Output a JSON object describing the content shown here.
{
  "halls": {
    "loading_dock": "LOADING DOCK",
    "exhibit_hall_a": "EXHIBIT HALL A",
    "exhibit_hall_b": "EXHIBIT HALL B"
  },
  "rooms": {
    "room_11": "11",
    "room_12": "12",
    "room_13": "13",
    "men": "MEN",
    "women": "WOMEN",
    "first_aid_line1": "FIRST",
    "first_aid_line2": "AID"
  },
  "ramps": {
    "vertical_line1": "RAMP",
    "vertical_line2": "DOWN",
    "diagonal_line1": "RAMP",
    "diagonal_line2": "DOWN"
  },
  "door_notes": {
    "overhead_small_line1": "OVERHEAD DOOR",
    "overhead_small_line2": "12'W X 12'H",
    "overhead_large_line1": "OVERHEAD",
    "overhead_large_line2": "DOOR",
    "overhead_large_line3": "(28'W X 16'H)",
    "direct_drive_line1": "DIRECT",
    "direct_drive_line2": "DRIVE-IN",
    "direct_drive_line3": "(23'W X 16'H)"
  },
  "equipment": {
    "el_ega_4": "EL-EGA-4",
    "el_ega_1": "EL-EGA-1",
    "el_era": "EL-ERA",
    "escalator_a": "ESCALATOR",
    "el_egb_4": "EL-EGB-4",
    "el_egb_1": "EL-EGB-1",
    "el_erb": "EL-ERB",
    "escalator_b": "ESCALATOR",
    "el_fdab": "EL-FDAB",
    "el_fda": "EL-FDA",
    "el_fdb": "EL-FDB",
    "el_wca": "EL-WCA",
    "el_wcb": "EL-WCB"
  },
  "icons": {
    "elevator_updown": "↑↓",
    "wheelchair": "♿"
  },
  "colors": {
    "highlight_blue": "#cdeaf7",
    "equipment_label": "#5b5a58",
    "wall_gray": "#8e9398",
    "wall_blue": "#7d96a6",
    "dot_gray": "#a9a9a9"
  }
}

■ What needs to be done: Set down all of the records shown above once more, exactly.

■ Full answer:
Output a JSON object describing the content shown here.
{
  "halls": {
    "loading_dock": "LOADING DOCK",
    "exhibit_hall_a": "EXHIBIT HALL A",
    "exhibit_hall_b": "EXHIBIT HALL B"
  },
  "rooms": {
    "room_11": "11",
    "room_12": "12",
    "room_13": "13",
    "men": "MEN",
    "women": "WOMEN",
    "first_aid_line1": "FIRST",
    "first_aid_line2": "AID"
  },
  "ramps": {
    "vertical_line1": "RAMP",
    "vertical_line2": "DOWN",
    "diagonal_line1": "RAMP",
    "diagonal_line2": "DOWN"
  },
  "door_notes": {
    "overhead_small_line1": "OVERHEAD DOOR",
    "overhead_small_line2": "12'W X 12'H",
    "overhead_large_line1": "OVERHEAD",
    "overhead_large_line2": "DOOR",
    "overhead_large_line3": "(28'W X 16'H)",
    "direct_drive_line1": "DIRECT",
    "direct_drive_line2": "DRIVE-IN",
    "direct_drive_line3": "(23'W X 16'H)"
  },
  "equipment": {
    "el_ega_4": "EL-EGA-4",
    "el_ega_1": "EL-EGA-1",
    "el_era": "EL-ERA",
    "escalator_a": "ESCALATOR",
    "el_egb_4": "EL-EGB-4",
    "el_egb_1": "EL-EGB-1",
    "el_erb": "EL-ERB",
    "escalator_b": "ESCALATOR",
    "el_fdab": "EL-FDAB",
    "el_fda": "EL-FDA",
    "el_fdb": "EL-FDB",
    "el_wca": "EL-WCA",
    "el_wcb": "EL-WCB"
  },
  "icons": {
    "elevator_updown": "↑↓",
    "wheelchair": "♿"
  },
  "colors": {
    "highlight_blue": "#cdeaf7",
    "equipment_label": "#5b5a58",
    "wall_gray": "#8e9398",
    "wall_blue": "#7d96a6",
    "dot_gray": "#a9a9a9"
  }
}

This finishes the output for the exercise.